WHAT IS EXPECTED: In the entries below, find the lines with the word "Food" and copy them.

AVAILABLE DATA:
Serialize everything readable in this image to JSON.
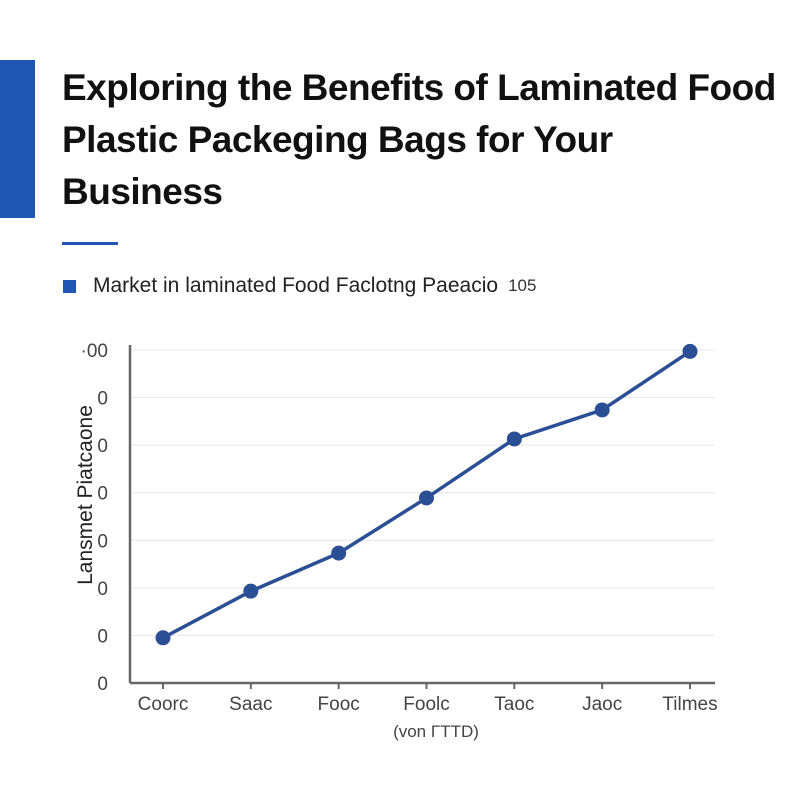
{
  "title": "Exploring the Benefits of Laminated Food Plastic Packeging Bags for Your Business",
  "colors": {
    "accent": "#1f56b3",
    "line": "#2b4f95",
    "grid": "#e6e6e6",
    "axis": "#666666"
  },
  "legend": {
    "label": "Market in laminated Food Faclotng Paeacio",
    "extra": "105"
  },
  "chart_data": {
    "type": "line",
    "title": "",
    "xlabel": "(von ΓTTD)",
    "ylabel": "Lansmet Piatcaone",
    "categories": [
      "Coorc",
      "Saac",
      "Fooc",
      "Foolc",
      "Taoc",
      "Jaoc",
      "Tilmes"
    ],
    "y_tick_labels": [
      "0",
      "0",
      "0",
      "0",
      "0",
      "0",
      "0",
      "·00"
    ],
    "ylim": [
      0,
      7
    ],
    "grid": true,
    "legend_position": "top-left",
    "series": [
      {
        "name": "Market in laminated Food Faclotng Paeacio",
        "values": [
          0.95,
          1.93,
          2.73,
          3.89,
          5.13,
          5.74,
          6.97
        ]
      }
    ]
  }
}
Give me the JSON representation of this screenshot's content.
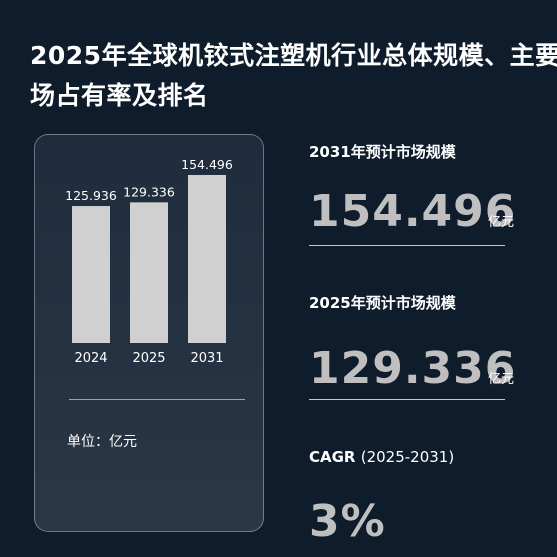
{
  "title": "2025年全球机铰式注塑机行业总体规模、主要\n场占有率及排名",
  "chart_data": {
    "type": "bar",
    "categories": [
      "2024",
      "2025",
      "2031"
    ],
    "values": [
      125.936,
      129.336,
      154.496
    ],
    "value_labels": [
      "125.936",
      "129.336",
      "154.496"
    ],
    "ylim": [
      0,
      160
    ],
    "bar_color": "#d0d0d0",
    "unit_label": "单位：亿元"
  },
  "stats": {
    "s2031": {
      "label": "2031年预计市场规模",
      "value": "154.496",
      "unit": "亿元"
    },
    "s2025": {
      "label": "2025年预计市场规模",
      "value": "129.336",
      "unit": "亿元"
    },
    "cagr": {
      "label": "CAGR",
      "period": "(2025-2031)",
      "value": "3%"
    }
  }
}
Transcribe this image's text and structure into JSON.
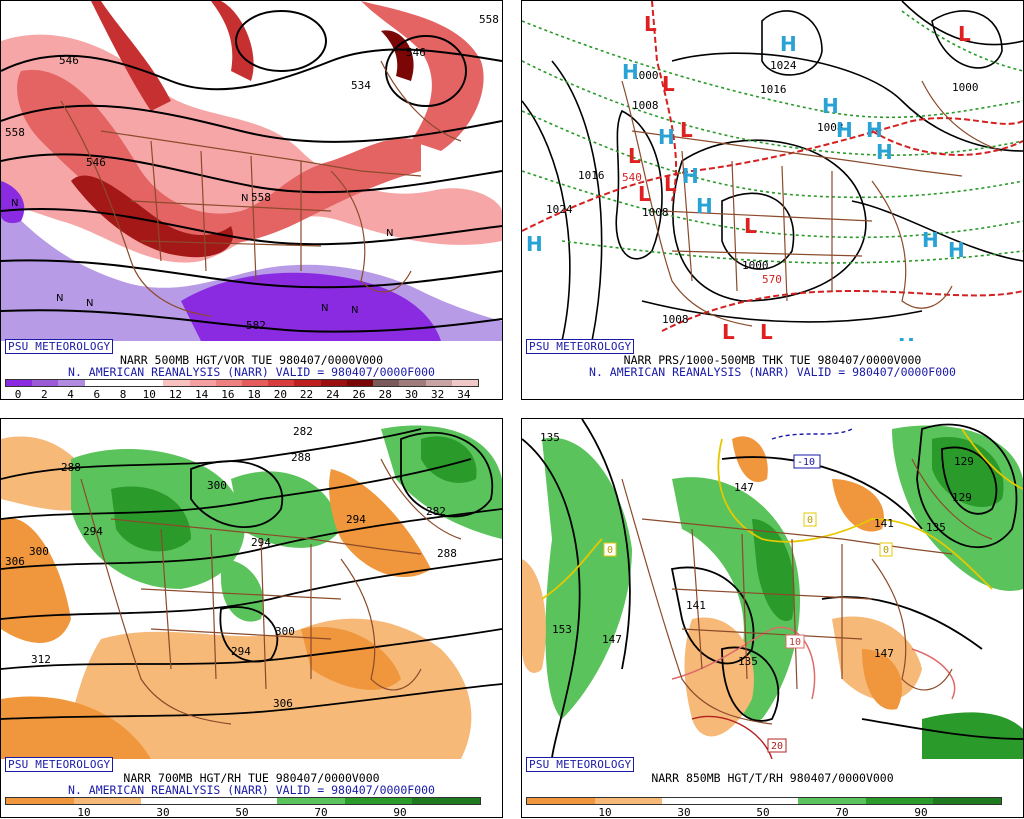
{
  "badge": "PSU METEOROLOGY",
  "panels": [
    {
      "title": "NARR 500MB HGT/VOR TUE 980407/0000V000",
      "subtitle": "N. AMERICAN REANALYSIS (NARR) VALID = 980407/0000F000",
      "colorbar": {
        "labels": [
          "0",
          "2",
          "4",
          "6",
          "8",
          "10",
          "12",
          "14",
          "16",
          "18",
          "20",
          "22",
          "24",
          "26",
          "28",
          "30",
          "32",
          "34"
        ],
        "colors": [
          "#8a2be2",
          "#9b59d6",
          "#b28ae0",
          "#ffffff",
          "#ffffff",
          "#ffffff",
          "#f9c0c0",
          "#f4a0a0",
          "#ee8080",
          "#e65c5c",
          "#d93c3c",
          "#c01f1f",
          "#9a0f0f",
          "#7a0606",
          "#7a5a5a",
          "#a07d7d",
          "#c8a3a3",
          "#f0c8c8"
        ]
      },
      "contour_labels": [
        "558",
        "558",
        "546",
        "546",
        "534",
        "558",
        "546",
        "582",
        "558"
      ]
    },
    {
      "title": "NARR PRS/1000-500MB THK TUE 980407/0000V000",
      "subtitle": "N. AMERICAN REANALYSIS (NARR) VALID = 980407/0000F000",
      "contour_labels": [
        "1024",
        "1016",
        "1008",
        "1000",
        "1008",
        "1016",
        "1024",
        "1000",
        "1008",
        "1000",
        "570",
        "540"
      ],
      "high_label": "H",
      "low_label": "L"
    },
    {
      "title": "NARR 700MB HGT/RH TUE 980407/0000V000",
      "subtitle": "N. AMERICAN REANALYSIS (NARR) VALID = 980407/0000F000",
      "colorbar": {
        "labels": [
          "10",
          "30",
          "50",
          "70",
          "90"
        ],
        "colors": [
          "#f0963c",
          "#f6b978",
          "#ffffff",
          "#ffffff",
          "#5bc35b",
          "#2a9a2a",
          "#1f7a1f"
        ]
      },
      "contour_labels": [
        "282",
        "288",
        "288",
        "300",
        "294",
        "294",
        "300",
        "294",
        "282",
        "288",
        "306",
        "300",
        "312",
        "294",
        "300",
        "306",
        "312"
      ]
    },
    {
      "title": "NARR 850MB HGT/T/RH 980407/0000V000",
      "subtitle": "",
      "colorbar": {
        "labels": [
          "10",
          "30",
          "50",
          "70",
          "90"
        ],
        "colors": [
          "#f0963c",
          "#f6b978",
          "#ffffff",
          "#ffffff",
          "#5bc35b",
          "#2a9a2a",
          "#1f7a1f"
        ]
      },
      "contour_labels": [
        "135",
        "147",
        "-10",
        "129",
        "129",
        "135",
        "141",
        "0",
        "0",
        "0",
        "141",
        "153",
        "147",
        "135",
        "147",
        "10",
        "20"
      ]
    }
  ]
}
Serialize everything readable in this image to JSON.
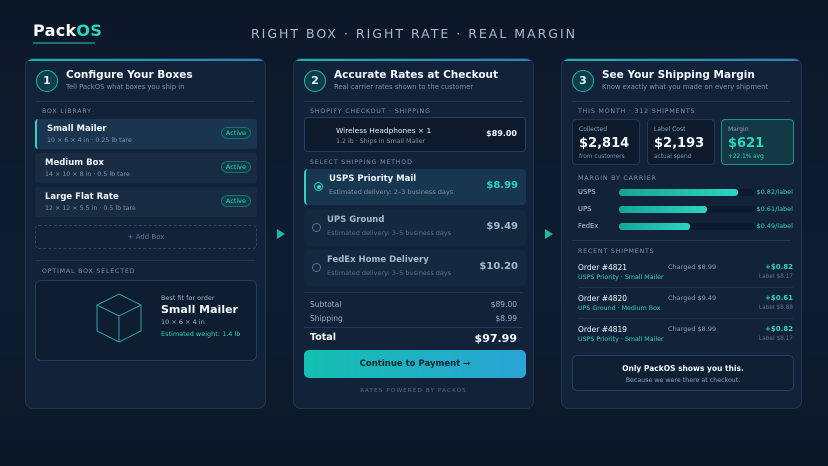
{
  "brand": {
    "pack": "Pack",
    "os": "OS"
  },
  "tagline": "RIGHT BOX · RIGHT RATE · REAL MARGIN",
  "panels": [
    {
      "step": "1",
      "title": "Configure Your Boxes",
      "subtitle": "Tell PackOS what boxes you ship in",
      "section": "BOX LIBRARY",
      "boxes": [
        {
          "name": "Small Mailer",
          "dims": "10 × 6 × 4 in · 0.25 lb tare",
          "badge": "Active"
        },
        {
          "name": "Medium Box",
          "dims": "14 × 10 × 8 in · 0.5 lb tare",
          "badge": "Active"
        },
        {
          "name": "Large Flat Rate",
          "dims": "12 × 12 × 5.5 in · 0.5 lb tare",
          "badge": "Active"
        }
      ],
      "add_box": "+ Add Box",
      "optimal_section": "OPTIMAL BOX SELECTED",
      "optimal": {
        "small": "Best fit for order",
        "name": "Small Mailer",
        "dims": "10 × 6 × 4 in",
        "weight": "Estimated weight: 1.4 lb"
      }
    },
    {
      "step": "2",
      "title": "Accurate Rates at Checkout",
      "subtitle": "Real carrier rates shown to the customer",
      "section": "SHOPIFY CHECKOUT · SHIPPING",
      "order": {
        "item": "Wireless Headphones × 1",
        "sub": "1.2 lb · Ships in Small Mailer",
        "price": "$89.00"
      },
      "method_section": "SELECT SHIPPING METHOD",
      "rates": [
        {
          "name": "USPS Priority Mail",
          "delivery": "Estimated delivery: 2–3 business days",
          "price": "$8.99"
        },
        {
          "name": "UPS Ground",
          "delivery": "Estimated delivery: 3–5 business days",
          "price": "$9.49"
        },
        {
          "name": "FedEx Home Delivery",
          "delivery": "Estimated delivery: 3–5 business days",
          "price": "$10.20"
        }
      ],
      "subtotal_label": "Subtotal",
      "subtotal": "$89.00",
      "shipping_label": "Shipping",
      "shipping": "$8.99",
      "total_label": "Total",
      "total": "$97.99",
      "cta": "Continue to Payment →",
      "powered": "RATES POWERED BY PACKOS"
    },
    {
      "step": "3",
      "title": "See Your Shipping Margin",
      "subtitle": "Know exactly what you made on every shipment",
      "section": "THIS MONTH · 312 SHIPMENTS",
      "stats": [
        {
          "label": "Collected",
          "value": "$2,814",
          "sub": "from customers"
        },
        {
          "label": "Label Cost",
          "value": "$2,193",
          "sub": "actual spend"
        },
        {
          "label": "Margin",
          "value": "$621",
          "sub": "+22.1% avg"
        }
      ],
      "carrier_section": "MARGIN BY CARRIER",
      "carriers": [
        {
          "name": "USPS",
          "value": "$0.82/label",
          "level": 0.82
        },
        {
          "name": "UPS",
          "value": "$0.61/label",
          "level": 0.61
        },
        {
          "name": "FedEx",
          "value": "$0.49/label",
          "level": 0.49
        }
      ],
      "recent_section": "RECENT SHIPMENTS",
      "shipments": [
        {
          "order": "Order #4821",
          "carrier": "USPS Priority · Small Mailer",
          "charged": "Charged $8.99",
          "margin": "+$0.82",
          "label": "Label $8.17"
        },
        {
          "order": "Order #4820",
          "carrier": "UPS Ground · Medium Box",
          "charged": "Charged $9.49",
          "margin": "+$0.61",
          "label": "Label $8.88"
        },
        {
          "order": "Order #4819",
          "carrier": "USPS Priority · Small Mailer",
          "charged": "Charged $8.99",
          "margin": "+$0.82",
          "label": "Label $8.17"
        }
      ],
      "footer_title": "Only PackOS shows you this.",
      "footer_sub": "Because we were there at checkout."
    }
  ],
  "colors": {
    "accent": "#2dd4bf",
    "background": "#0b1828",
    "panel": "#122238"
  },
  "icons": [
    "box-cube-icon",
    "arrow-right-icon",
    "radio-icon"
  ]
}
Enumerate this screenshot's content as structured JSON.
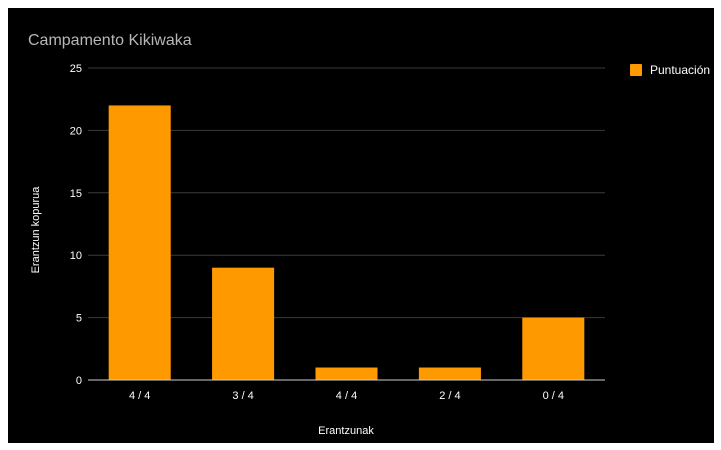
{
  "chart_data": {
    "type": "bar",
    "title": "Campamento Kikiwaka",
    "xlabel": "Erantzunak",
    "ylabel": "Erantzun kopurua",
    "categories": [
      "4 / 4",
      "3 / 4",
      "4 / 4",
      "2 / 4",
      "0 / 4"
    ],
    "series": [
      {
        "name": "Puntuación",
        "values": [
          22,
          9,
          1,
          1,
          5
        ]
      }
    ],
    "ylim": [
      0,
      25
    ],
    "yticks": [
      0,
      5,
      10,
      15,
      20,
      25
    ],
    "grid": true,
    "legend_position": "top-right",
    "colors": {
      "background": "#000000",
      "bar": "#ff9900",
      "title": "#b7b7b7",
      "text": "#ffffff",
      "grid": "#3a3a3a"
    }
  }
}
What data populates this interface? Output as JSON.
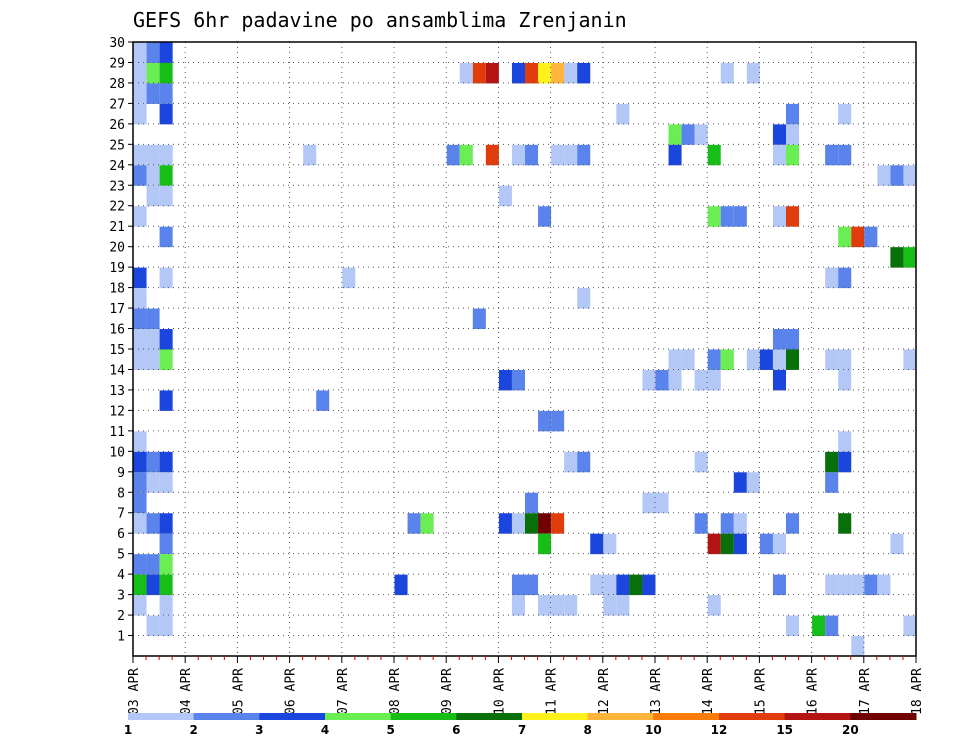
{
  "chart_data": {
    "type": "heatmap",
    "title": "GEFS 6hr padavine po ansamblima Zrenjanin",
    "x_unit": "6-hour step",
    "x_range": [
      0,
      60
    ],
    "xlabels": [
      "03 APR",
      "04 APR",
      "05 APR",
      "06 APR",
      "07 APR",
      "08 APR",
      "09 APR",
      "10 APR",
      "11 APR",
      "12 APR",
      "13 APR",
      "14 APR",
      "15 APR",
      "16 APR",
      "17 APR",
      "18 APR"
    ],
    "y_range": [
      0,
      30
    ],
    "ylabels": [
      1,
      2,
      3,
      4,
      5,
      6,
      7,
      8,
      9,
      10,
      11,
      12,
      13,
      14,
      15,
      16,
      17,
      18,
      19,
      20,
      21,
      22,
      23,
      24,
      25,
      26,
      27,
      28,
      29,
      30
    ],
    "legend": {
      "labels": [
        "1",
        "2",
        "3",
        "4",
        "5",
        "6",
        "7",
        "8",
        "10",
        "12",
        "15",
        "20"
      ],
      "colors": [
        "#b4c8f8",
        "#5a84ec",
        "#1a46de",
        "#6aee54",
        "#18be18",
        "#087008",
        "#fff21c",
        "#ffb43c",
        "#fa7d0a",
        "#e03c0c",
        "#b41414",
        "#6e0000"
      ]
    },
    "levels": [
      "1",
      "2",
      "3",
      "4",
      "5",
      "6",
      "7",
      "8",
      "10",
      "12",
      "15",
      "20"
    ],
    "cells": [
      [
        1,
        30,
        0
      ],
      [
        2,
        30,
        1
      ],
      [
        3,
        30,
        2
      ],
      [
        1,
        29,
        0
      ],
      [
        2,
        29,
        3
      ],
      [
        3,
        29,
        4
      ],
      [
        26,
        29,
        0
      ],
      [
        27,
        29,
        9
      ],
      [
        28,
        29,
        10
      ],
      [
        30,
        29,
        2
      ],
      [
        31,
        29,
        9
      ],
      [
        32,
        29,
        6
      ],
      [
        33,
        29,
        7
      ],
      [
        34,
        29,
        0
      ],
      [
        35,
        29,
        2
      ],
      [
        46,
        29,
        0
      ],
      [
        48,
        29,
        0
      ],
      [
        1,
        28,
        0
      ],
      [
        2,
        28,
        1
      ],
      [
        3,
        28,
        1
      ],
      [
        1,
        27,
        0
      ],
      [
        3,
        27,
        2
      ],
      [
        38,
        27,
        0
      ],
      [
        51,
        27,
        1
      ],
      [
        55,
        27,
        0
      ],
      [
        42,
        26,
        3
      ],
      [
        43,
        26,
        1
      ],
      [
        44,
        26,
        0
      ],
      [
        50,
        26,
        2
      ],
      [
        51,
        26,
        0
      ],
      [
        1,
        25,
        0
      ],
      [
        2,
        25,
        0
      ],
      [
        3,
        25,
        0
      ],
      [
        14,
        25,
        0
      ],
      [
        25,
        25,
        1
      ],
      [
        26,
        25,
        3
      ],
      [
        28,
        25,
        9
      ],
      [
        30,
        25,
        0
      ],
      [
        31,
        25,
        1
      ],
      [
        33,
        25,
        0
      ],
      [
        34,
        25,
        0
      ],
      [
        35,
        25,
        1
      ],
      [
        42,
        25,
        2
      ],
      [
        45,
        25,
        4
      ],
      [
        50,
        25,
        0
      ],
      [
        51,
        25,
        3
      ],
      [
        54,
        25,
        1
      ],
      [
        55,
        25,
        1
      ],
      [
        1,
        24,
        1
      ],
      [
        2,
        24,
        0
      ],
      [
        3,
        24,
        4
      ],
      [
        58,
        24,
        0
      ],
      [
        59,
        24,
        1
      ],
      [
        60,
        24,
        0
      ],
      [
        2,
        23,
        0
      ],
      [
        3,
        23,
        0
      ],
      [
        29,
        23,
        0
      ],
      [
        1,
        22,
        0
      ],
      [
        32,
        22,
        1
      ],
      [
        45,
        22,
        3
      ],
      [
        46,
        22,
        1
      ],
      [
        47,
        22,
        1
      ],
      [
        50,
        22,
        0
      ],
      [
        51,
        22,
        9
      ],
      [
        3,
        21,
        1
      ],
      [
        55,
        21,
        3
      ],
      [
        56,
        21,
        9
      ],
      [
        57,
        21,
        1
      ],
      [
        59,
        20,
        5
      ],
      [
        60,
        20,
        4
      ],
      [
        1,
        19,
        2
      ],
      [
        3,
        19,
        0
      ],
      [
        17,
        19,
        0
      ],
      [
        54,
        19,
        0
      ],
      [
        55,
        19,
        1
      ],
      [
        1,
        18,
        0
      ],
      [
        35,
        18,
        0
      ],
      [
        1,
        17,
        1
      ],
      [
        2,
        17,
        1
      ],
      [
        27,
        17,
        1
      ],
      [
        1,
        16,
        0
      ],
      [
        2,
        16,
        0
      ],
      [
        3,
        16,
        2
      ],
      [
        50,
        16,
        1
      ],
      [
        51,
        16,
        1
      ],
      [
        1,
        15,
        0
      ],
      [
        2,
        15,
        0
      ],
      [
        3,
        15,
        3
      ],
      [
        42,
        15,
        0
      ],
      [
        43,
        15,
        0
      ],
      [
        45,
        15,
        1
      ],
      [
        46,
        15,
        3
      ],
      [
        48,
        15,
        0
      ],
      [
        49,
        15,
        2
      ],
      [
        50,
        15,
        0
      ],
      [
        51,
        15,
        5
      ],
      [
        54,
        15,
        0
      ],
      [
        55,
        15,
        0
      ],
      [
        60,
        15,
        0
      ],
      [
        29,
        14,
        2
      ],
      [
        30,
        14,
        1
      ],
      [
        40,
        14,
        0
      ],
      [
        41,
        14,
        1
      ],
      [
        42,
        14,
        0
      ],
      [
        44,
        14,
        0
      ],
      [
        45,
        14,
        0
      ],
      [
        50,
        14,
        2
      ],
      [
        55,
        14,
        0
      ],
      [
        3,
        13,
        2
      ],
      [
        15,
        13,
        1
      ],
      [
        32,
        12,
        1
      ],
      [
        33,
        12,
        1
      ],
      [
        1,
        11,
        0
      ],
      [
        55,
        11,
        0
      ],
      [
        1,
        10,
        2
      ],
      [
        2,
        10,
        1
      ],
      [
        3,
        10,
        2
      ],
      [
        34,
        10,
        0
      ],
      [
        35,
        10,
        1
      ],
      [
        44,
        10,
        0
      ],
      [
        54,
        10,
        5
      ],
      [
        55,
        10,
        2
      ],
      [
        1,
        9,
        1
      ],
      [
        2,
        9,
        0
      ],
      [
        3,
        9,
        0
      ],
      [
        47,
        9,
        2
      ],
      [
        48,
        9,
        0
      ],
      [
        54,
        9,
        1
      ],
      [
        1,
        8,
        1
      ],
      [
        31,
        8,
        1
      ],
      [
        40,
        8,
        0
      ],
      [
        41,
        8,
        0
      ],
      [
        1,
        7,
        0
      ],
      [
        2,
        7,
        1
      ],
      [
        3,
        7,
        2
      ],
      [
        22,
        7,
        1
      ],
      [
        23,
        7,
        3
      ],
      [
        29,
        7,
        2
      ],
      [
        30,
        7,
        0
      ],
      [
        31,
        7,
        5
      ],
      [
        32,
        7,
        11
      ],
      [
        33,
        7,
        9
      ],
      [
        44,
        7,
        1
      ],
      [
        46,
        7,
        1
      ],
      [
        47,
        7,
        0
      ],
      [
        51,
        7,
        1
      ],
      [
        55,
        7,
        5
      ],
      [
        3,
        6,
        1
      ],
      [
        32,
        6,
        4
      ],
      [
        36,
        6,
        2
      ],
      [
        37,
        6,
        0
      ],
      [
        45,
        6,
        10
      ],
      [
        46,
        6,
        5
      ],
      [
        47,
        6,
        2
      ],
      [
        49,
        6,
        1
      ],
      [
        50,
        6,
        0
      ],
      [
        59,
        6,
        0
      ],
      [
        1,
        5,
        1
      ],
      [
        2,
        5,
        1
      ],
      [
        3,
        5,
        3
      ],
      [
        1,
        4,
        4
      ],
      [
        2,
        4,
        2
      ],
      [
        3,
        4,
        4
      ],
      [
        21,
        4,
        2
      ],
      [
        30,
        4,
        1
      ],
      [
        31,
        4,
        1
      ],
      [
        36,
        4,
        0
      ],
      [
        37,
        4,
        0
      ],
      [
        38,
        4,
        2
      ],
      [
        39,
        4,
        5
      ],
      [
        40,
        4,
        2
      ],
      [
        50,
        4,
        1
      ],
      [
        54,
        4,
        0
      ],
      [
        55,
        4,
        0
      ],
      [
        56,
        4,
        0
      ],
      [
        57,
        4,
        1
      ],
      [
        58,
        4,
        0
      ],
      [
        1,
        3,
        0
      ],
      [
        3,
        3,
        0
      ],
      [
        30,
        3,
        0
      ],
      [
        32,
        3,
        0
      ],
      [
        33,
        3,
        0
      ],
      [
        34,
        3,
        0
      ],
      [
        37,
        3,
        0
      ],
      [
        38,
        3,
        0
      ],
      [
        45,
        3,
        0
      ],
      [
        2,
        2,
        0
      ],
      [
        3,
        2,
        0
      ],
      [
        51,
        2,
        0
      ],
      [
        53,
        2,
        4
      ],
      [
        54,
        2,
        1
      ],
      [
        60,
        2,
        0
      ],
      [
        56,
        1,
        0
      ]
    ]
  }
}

FINISHED TASK:
  "title": "Exploring the Benefits of Laminated Food Plastic Packeging Bags for Your Business",
    "label": "Market in laminated Food Faclotng Paeacio",
        "name": "Market in laminated Food Faclotng Paeacio",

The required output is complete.